*WORK TO DO*:
Omit the images, then output each of the records below exactly.

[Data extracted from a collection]
====

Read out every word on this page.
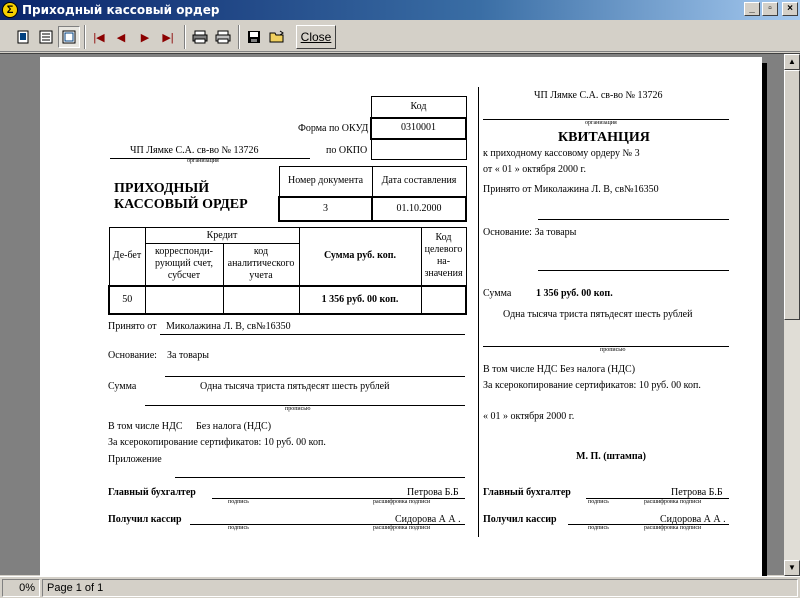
Σ Приходный кассовый ордер	_	▫	×
|◀ ◀ ▶ ▶|	Close
Код
0310001

Форма по ОКУД
по ОКПО
ЧП Лямке С.А. св-во № 13726
организация
Номер документа	Дата составления
3	01.10.2000
ПРИХОДНЫЙ
КАССОВЫЙ ОРДЕР
Де-бет	Кредит		Сумма руб. коп.	Код целевого на-значения
	корреспонди-рующий счет, субсчет	код аналитического учета		
50			1 356 руб. 00 коп.	
Принято от Миколажина Л. В, св№16350
Основание: За товары
Сумма	Одна тысяча триста пятьдесят шесть рублей
прописью
В том числе НДС Без налога (НДС)
За ксерокопирование сертификатов: 10 руб. 00 коп.
Приложение
Главный бухгалтер	Петрова Б.Б
подпись	расшифровка подписи
Получил кассир	Сидорова А А .
подпись	расшифровка подписи
ЧП Лямке С.А. св-во № 13726
организация
КВИТАНЦИЯ
к приходному кассовому ордеру № 3
от « 01 » октября 2000 г.
Принято от Миколажина Л. В, св№16350
Основание: За товары
Сумма 1 356 руб. 00 коп.
Одна тысяча триста пятьдесят шесть рублей
прописью
В том числе НДС Без налога (НДС)
За ксерокопирование сертификатов: 10 руб. 00 коп.
« 01 » октября 2000 г.
М. П. (штампа)
Главный бухгалтер	Петрова Б.Б
подпись	расшифровка подписи
Получил кассир	Сидорова А А .
подпись	расшифровка подписи
▲
▼
0%	Page 1 of 1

====

*ANSWER TO THIS EXERCISE*:
Read out every word on this page.
Σ Приходный кассовый ордер	_	▫	×
|◀ ◀ ▶ ▶|	Close
Код
0310001

Форма по ОКУД
по ОКПО
ЧП Лямке С.А. св-во № 13726
организация
Номер документа	Дата составления
3	01.10.2000
ПРИХОДНЫЙ
КАССОВЫЙ ОРДЕР
Де-бет	Кредит		Сумма руб. коп.	Код целевого на-значения
	корреспонди-рующий счет, субсчет	код аналитического учета		
50			1 356 руб. 00 коп.	
Принято от Миколажина Л. В, св№16350
Основание: За товары
Сумма	Одна тысяча триста пятьдесят шесть рублей
прописью
В том числе НДС Без налога (НДС)
За ксерокопирование сертификатов: 10 руб. 00 коп.
Приложение
Главный бухгалтер	Петрова Б.Б
подпись	расшифровка подписи
Получил кассир	Сидорова А А .
подпись	расшифровка подписи
ЧП Лямке С.А. св-во № 13726
организация
КВИТАНЦИЯ
к приходному кассовому ордеру № 3
от « 01 » октября 2000 г.
Принято от Миколажина Л. В, св№16350
Основание: За товары
Сумма 1 356 руб. 00 коп.
Одна тысяча триста пятьдесят шесть рублей
прописью
В том числе НДС Без налога (НДС)
За ксерокопирование сертификатов: 10 руб. 00 коп.
« 01 » октября 2000 г.
М. П. (штампа)
Главный бухгалтер	Петрова Б.Б
подпись	расшифровка подписи
Получил кассир	Сидорова А А .
подпись	расшифровка подписи
▲
▼
0%	Page 1 of 1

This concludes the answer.